# [Problem requirements]
Every line of the material is to be repeated exactly as it stands.
>> BEGIN Data for this exercise
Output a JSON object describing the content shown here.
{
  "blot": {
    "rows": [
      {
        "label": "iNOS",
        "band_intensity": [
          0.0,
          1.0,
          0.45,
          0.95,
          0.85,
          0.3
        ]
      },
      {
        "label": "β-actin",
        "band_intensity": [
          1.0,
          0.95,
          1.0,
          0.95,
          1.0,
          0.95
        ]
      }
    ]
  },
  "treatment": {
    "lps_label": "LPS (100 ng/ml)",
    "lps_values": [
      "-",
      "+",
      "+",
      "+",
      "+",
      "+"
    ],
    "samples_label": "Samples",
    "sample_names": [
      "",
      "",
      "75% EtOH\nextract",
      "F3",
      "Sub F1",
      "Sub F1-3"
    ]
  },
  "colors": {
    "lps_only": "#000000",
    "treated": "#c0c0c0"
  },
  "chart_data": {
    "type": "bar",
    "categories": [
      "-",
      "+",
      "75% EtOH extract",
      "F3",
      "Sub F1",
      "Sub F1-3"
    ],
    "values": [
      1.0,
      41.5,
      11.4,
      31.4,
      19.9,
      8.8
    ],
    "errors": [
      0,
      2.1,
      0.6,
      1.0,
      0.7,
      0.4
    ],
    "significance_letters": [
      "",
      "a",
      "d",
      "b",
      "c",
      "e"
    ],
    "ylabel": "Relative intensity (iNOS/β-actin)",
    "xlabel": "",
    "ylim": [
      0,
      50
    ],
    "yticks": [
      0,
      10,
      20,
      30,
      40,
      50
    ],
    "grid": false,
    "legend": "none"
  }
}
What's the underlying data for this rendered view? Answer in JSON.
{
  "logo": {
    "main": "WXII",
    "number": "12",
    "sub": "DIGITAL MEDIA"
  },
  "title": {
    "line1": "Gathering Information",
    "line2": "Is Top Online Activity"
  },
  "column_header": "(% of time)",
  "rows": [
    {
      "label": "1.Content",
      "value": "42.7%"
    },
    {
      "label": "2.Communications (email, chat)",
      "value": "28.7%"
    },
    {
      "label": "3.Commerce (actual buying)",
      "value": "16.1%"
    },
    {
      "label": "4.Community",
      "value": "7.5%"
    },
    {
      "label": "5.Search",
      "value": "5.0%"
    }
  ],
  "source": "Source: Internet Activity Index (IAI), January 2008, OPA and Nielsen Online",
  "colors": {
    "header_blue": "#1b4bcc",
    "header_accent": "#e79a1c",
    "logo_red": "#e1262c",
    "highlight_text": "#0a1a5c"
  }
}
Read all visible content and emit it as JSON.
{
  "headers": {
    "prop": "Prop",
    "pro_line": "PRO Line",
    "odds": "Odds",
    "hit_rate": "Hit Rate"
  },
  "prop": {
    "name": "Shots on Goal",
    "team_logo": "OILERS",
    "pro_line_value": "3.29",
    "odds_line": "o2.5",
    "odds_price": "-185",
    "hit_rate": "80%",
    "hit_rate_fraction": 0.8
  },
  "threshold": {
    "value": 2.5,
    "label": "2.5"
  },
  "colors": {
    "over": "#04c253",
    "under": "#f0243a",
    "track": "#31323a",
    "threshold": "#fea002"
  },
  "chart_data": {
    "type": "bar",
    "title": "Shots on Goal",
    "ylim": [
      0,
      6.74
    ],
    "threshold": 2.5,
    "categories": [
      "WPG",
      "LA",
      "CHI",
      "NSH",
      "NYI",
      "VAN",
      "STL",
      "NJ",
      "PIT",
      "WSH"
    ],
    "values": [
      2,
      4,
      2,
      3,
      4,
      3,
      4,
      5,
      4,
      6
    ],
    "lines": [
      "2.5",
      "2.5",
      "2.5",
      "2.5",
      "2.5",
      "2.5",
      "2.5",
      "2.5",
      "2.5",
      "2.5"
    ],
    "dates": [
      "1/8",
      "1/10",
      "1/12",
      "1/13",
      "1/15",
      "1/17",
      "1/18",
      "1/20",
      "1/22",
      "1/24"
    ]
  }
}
>> END Data for this exercise
# [Result below]
Output a JSON object describing the content shown here.
{
  "blot": {
    "rows": [
      {
        "label": "iNOS",
        "band_intensity": [
          0.0,
          1.0,
          0.45,
          0.95,
          0.85,
          0.3
        ]
      },
      {
        "label": "β-actin",
        "band_intensity": [
          1.0,
          0.95,
          1.0,
          0.95,
          1.0,
          0.95
        ]
      }
    ]
  },
  "treatment": {
    "lps_label": "LPS (100 ng/ml)",
    "lps_values": [
      "-",
      "+",
      "+",
      "+",
      "+",
      "+"
    ],
    "samples_label": "Samples",
    "sample_names": [
      "",
      "",
      "75% EtOH\nextract",
      "F3",
      "Sub F1",
      "Sub F1-3"
    ]
  },
  "colors": {
    "lps_only": "#000000",
    "treated": "#c0c0c0"
  },
  "chart_data": {
    "type": "bar",
    "categories": [
      "-",
      "+",
      "75% EtOH extract",
      "F3",
      "Sub F1",
      "Sub F1-3"
    ],
    "values": [
      1.0,
      41.5,
      11.4,
      31.4,
      19.9,
      8.8
    ],
    "errors": [
      0,
      2.1,
      0.6,
      1.0,
      0.7,
      0.4
    ],
    "significance_letters": [
      "",
      "a",
      "d",
      "b",
      "c",
      "e"
    ],
    "ylabel": "Relative intensity (iNOS/β-actin)",
    "xlabel": "",
    "ylim": [
      0,
      50
    ],
    "yticks": [
      0,
      10,
      20,
      30,
      40,
      50
    ],
    "grid": false,
    "legend": "none"
  }
}
What's the underlying data for this rendered view? Answer in JSON.
{
  "logo": {
    "main": "WXII",
    "number": "12",
    "sub": "DIGITAL MEDIA"
  },
  "title": {
    "line1": "Gathering Information",
    "line2": "Is Top Online Activity"
  },
  "column_header": "(% of time)",
  "rows": [
    {
      "label": "1.Content",
      "value": "42.7%"
    },
    {
      "label": "2.Communications (email, chat)",
      "value": "28.7%"
    },
    {
      "label": "3.Commerce (actual buying)",
      "value": "16.1%"
    },
    {
      "label": "4.Community",
      "value": "7.5%"
    },
    {
      "label": "5.Search",
      "value": "5.0%"
    }
  ],
  "source": "Source: Internet Activity Index (IAI), January 2008, OPA and Nielsen Online",
  "colors": {
    "header_blue": "#1b4bcc",
    "header_accent": "#e79a1c",
    "logo_red": "#e1262c",
    "highlight_text": "#0a1a5c"
  }
}
Read all visible content and emit it as JSON.
{
  "headers": {
    "prop": "Prop",
    "pro_line": "PRO Line",
    "odds": "Odds",
    "hit_rate": "Hit Rate"
  },
  "prop": {
    "name": "Shots on Goal",
    "team_logo": "OILERS",
    "pro_line_value": "3.29",
    "odds_line": "o2.5",
    "odds_price": "-185",
    "hit_rate": "80%",
    "hit_rate_fraction": 0.8
  },
  "threshold": {
    "value": 2.5,
    "label": "2.5"
  },
  "colors": {
    "over": "#04c253",
    "under": "#f0243a",
    "track": "#31323a",
    "threshold": "#fea002"
  },
  "chart_data": {
    "type": "bar",
    "title": "Shots on Goal",
    "ylim": [
      0,
      6.74
    ],
    "threshold": 2.5,
    "categories": [
      "WPG",
      "LA",
      "CHI",
      "NSH",
      "NYI",
      "VAN",
      "STL",
      "NJ",
      "PIT",
      "WSH"
    ],
    "values": [
      2,
      4,
      2,
      3,
      4,
      3,
      4,
      5,
      4,
      6
    ],
    "lines": [
      "2.5",
      "2.5",
      "2.5",
      "2.5",
      "2.5",
      "2.5",
      "2.5",
      "2.5",
      "2.5",
      "2.5"
    ],
    "dates": [
      "1/8",
      "1/10",
      "1/12",
      "1/13",
      "1/15",
      "1/17",
      "1/18",
      "1/20",
      "1/22",
      "1/24"
    ]
  }
}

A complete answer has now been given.